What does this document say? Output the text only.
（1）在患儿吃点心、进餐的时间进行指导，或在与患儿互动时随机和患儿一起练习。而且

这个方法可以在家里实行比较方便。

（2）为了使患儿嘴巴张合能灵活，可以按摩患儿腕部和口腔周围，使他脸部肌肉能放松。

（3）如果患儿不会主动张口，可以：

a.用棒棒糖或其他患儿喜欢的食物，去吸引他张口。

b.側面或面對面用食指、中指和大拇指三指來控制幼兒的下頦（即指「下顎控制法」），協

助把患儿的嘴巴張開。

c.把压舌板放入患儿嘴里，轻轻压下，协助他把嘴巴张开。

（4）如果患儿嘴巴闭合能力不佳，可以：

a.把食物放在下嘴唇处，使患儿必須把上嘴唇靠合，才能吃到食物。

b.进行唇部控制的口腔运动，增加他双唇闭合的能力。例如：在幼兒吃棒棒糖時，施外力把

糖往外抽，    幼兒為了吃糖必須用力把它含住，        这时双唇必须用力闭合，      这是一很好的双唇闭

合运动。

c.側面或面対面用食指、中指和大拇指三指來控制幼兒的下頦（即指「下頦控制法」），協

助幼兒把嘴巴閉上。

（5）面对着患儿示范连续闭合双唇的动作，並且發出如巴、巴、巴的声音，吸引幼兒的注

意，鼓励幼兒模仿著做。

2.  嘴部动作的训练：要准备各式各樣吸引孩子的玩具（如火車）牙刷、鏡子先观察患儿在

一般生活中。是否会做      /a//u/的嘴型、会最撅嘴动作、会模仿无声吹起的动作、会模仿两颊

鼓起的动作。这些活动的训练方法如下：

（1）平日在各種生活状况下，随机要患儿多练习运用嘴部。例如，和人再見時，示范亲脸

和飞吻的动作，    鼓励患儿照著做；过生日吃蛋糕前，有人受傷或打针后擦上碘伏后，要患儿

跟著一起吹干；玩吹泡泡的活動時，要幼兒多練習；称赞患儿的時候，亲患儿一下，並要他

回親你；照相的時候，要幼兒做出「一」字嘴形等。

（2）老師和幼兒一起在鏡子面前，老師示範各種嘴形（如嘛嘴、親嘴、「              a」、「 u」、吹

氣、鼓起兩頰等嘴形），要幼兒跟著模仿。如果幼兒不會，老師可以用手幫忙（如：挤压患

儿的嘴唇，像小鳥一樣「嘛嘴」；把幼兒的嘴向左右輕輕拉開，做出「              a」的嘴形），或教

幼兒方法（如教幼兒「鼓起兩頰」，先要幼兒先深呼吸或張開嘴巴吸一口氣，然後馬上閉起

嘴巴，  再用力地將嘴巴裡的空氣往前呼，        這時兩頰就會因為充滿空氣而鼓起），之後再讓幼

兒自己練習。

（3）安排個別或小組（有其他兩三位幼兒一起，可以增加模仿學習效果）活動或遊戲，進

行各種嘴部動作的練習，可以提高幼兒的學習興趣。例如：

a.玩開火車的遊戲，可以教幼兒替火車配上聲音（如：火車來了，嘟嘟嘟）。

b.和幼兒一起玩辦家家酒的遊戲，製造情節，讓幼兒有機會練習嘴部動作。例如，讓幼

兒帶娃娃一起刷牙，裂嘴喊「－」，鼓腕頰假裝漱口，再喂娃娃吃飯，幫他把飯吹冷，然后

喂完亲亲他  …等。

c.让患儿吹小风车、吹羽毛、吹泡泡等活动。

Goal:
Copy each line of the records that contains the word "中指和大拇指三指來控制幼兒的下頦".

Written solution:
b.側面或面對面用食指、中指和大拇指三指來控制幼兒的下頦（即指「下顎控制法」），協
c.側面或面対面用食指、中指和大拇指三指來控制幼兒的下頦（即指「下頦控制法」），協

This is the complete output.